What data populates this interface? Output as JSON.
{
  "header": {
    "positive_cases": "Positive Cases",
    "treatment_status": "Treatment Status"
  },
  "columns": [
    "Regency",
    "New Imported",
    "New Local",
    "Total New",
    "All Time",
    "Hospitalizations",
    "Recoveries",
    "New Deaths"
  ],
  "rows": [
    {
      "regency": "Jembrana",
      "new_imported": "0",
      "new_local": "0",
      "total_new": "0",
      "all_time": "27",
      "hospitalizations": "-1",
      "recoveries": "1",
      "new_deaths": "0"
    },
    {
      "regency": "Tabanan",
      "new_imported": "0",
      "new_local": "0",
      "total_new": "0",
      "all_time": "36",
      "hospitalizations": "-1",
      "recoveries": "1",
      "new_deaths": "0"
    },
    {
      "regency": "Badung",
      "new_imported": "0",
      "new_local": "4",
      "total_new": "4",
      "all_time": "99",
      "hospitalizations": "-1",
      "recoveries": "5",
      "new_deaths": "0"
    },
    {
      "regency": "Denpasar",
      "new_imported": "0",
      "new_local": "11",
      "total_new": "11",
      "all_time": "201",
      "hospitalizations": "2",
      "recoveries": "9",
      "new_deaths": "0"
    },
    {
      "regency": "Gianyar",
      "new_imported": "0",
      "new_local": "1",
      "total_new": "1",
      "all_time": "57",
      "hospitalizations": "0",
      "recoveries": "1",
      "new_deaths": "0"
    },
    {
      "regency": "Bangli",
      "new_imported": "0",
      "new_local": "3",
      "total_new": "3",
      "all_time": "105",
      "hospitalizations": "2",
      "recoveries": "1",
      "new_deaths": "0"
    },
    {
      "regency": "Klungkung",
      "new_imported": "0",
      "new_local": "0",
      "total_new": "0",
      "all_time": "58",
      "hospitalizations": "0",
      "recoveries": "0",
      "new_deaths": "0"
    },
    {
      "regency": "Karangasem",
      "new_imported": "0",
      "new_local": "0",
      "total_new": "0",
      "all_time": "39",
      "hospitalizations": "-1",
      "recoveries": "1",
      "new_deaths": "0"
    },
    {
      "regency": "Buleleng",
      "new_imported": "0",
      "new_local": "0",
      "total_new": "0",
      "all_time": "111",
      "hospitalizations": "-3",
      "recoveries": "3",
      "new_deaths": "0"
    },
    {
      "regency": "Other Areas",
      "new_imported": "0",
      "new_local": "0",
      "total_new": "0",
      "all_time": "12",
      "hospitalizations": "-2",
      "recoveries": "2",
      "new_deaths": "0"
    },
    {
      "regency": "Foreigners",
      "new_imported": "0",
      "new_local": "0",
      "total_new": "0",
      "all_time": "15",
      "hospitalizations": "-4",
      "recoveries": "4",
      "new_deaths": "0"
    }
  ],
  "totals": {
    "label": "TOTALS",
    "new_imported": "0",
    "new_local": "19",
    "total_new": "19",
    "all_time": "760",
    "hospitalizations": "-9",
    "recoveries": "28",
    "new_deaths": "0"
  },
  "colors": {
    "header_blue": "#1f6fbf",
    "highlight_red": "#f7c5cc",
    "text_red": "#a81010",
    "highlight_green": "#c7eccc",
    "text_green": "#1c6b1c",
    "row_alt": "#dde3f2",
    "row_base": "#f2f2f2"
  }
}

################

AIM OF THE TASK: Quote every entry exactly.

FULL OUTPUT:
What data populates this interface? Output as JSON.
{
  "header": {
    "positive_cases": "Positive Cases",
    "treatment_status": "Treatment Status"
  },
  "columns": [
    "Regency",
    "New Imported",
    "New Local",
    "Total New",
    "All Time",
    "Hospitalizations",
    "Recoveries",
    "New Deaths"
  ],
  "rows": [
    {
      "regency": "Jembrana",
      "new_imported": "0",
      "new_local": "0",
      "total_new": "0",
      "all_time": "27",
      "hospitalizations": "-1",
      "recoveries": "1",
      "new_deaths": "0"
    },
    {
      "regency": "Tabanan",
      "new_imported": "0",
      "new_local": "0",
      "total_new": "0",
      "all_time": "36",
      "hospitalizations": "-1",
      "recoveries": "1",
      "new_deaths": "0"
    },
    {
      "regency": "Badung",
      "new_imported": "0",
      "new_local": "4",
      "total_new": "4",
      "all_time": "99",
      "hospitalizations": "-1",
      "recoveries": "5",
      "new_deaths": "0"
    },
    {
      "regency": "Denpasar",
      "new_imported": "0",
      "new_local": "11",
      "total_new": "11",
      "all_time": "201",
      "hospitalizations": "2",
      "recoveries": "9",
      "new_deaths": "0"
    },
    {
      "regency": "Gianyar",
      "new_imported": "0",
      "new_local": "1",
      "total_new": "1",
      "all_time": "57",
      "hospitalizations": "0",
      "recoveries": "1",
      "new_deaths": "0"
    },
    {
      "regency": "Bangli",
      "new_imported": "0",
      "new_local": "3",
      "total_new": "3",
      "all_time": "105",
      "hospitalizations": "2",
      "recoveries": "1",
      "new_deaths": "0"
    },
    {
      "regency": "Klungkung",
      "new_imported": "0",
      "new_local": "0",
      "total_new": "0",
      "all_time": "58",
      "hospitalizations": "0",
      "recoveries": "0",
      "new_deaths": "0"
    },
    {
      "regency": "Karangasem",
      "new_imported": "0",
      "new_local": "0",
      "total_new": "0",
      "all_time": "39",
      "hospitalizations": "-1",
      "recoveries": "1",
      "new_deaths": "0"
    },
    {
      "regency": "Buleleng",
      "new_imported": "0",
      "new_local": "0",
      "total_new": "0",
      "all_time": "111",
      "hospitalizations": "-3",
      "recoveries": "3",
      "new_deaths": "0"
    },
    {
      "regency": "Other Areas",
      "new_imported": "0",
      "new_local": "0",
      "total_new": "0",
      "all_time": "12",
      "hospitalizations": "-2",
      "recoveries": "2",
      "new_deaths": "0"
    },
    {
      "regency": "Foreigners",
      "new_imported": "0",
      "new_local": "0",
      "total_new": "0",
      "all_time": "15",
      "hospitalizations": "-4",
      "recoveries": "4",
      "new_deaths": "0"
    }
  ],
  "totals": {
    "label": "TOTALS",
    "new_imported": "0",
    "new_local": "19",
    "total_new": "19",
    "all_time": "760",
    "hospitalizations": "-9",
    "recoveries": "28",
    "new_deaths": "0"
  },
  "colors": {
    "header_blue": "#1f6fbf",
    "highlight_red": "#f7c5cc",
    "text_red": "#a81010",
    "highlight_green": "#c7eccc",
    "text_green": "#1c6b1c",
    "row_alt": "#dde3f2",
    "row_base": "#f2f2f2"
  }
}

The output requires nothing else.